(Dataset entries)
════════════════

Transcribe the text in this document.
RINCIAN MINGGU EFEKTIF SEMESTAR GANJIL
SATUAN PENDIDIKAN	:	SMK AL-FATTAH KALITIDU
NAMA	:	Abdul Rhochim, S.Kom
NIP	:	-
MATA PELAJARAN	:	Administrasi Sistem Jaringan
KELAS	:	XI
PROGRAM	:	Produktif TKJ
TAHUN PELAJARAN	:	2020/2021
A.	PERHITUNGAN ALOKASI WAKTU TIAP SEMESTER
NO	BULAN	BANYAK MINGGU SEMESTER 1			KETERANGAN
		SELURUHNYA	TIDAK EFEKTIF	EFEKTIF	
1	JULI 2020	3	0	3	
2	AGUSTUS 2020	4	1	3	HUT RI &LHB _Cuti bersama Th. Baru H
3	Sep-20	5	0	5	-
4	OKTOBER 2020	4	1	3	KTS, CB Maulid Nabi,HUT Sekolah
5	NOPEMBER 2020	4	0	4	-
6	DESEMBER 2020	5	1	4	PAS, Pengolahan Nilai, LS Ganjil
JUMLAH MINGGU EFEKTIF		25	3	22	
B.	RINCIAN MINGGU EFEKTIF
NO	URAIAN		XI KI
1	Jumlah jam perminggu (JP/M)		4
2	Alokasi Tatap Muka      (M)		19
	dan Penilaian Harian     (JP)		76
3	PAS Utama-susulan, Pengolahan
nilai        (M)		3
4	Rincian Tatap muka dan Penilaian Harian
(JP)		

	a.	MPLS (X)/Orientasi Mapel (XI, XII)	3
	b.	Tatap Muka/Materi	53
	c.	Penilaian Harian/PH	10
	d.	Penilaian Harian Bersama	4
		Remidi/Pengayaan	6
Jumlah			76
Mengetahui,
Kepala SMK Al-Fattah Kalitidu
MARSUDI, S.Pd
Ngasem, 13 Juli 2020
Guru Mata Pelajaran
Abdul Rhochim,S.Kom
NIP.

════════════════

Problem to solve:
Retype the whole listing, matching it exactly.

Reply:
Transcribe the text in this document.
RINCIAN MINGGU EFEKTIF SEMESTAR GANJIL
SATUAN PENDIDIKAN	:	SMK AL-FATTAH KALITIDU
NAMA	:	Abdul Rhochim, S.Kom
NIP	:	-
MATA PELAJARAN	:	Administrasi Sistem Jaringan
KELAS	:	XI
PROGRAM	:	Produktif TKJ
TAHUN PELAJARAN	:	2020/2021
A.	PERHITUNGAN ALOKASI WAKTU TIAP SEMESTER
NO	BULAN	BANYAK MINGGU SEMESTER 1			KETERANGAN
		SELURUHNYA	TIDAK EFEKTIF	EFEKTIF	
1	JULI 2020	3	0	3	
2	AGUSTUS 2020	4	1	3	HUT RI &LHB _Cuti bersama Th. Baru H
3	Sep-20	5	0	5	-
4	OKTOBER 2020	4	1	3	KTS, CB Maulid Nabi,HUT Sekolah
5	NOPEMBER 2020	4	0	4	-
6	DESEMBER 2020	5	1	4	PAS, Pengolahan Nilai, LS Ganjil
JUMLAH MINGGU EFEKTIF		25	3	22	
B.	RINCIAN MINGGU EFEKTIF
NO	URAIAN		XI KI
1	Jumlah jam perminggu (JP/M)		4
2	Alokasi Tatap Muka      (M)		19
	dan Penilaian Harian     (JP)		76
3	PAS Utama-susulan, Pengolahan
nilai        (M)		3
4	Rincian Tatap muka dan Penilaian Harian
(JP)		

	a.	MPLS (X)/Orientasi Mapel (XI, XII)	3
	b.	Tatap Muka/Materi	53
	c.	Penilaian Harian/PH	10
	d.	Penilaian Harian Bersama	4
		Remidi/Pengayaan	6
Jumlah			76
Mengetahui,
Kepala SMK Al-Fattah Kalitidu
MARSUDI, S.Pd
Ngasem, 13 Juli 2020
Guru Mata Pelajaran
Abdul Rhochim,S.Kom
NIP.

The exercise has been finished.